● **GIVEN RECORDS**
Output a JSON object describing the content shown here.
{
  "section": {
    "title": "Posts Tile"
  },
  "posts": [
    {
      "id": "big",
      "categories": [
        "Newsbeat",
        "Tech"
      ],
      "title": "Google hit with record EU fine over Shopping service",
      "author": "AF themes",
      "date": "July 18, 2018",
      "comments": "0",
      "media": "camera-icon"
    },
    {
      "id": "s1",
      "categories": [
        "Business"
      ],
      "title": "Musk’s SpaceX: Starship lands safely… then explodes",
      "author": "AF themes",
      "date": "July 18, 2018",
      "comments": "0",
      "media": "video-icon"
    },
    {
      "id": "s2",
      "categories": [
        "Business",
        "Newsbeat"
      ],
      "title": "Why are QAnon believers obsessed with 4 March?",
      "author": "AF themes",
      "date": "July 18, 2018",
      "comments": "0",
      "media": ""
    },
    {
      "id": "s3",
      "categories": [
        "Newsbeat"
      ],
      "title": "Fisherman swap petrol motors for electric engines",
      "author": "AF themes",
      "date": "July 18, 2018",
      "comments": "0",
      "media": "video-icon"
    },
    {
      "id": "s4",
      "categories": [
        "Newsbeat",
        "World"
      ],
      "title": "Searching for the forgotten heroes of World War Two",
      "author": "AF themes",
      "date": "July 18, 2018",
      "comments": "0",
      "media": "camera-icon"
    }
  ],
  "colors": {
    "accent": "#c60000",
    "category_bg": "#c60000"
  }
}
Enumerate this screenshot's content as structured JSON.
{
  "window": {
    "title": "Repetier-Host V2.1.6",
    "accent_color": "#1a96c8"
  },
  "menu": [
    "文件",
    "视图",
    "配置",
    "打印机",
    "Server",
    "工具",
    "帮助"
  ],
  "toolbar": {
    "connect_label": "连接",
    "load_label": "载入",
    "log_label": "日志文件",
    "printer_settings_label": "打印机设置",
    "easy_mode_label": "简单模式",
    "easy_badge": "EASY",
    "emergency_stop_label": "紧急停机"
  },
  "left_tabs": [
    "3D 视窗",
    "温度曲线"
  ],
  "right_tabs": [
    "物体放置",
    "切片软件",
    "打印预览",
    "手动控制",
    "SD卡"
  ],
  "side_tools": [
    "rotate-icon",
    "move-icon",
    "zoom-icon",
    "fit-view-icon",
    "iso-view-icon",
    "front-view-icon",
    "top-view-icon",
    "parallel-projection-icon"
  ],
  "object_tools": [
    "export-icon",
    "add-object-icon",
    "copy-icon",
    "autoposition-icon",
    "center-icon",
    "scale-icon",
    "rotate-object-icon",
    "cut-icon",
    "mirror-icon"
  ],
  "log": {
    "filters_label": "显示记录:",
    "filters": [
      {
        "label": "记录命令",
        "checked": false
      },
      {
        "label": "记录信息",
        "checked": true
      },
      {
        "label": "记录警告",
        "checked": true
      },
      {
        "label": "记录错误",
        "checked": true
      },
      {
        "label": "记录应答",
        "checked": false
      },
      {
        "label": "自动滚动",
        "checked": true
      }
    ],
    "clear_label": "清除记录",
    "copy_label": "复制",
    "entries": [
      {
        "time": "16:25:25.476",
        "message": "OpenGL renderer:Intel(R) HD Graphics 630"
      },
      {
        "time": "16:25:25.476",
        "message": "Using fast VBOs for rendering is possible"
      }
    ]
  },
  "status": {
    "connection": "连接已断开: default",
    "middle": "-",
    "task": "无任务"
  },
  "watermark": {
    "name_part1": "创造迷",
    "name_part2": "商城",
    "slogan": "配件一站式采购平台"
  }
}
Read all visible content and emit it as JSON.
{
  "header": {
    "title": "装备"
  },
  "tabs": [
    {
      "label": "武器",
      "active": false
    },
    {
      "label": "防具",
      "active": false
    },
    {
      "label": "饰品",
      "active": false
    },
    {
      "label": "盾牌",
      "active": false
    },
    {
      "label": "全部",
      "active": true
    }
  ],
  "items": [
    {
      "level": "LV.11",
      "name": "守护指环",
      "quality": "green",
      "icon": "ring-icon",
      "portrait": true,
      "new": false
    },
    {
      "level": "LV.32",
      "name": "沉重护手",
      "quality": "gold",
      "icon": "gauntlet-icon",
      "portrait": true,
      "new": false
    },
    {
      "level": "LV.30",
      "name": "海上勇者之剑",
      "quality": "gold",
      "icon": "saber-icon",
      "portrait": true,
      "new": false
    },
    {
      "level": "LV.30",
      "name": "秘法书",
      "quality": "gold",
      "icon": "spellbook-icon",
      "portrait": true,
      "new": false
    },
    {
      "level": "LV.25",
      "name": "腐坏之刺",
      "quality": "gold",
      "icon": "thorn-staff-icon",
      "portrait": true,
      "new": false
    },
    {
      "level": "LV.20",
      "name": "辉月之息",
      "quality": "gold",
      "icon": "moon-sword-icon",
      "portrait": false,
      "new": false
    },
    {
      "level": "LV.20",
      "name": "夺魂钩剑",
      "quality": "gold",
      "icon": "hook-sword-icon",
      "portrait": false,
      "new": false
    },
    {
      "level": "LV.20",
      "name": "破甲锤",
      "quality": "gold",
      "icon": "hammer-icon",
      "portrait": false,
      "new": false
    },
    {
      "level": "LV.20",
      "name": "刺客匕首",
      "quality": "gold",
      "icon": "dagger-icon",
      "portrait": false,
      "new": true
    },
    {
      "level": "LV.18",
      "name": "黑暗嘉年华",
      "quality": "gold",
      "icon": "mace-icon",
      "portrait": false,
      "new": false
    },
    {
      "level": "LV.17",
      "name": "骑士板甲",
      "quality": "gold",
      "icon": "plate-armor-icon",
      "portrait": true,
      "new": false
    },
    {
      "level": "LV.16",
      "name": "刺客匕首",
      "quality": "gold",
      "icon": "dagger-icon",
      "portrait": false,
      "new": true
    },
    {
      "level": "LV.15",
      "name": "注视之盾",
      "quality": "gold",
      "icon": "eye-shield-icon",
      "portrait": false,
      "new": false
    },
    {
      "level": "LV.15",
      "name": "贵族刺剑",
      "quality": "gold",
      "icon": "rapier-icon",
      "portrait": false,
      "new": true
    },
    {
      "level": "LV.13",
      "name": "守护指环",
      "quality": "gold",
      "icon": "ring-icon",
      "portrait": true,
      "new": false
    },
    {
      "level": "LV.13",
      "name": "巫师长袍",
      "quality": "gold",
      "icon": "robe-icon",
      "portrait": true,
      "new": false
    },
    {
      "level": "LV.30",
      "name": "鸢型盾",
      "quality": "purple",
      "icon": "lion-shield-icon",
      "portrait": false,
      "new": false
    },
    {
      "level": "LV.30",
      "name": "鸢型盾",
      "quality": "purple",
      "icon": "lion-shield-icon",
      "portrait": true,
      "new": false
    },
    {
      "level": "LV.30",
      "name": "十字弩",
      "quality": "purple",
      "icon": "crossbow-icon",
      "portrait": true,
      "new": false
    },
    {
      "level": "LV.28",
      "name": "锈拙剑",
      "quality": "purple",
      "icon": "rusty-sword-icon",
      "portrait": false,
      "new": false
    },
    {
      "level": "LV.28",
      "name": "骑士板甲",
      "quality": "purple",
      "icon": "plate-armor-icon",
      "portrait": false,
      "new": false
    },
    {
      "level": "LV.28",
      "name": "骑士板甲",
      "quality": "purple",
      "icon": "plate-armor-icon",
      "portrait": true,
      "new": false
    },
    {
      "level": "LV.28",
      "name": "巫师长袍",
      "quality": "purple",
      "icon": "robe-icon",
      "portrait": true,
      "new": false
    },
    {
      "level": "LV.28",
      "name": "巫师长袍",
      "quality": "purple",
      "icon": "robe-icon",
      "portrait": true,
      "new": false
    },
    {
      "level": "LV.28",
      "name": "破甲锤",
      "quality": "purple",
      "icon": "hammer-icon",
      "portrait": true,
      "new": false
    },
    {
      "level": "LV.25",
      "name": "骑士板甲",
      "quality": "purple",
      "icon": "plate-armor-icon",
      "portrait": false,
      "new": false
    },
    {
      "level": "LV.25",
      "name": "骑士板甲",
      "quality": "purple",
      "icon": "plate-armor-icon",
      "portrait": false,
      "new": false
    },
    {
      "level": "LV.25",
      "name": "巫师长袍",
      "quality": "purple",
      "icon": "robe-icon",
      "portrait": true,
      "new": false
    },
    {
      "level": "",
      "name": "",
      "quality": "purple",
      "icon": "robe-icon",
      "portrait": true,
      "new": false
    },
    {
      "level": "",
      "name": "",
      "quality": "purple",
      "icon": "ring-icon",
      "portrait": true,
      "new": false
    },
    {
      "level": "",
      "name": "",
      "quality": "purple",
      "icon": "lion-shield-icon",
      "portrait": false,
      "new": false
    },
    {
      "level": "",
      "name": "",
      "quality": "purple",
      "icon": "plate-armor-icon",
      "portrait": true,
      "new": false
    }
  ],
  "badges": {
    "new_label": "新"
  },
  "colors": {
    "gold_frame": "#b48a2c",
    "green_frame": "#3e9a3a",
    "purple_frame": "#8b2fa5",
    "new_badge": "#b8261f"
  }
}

● **WHAT YOU NEED TO DO**
Give back only a number, the number of lines where the string "message" occurs.

● **RESPONSE FOR THIS EXERCISE**
2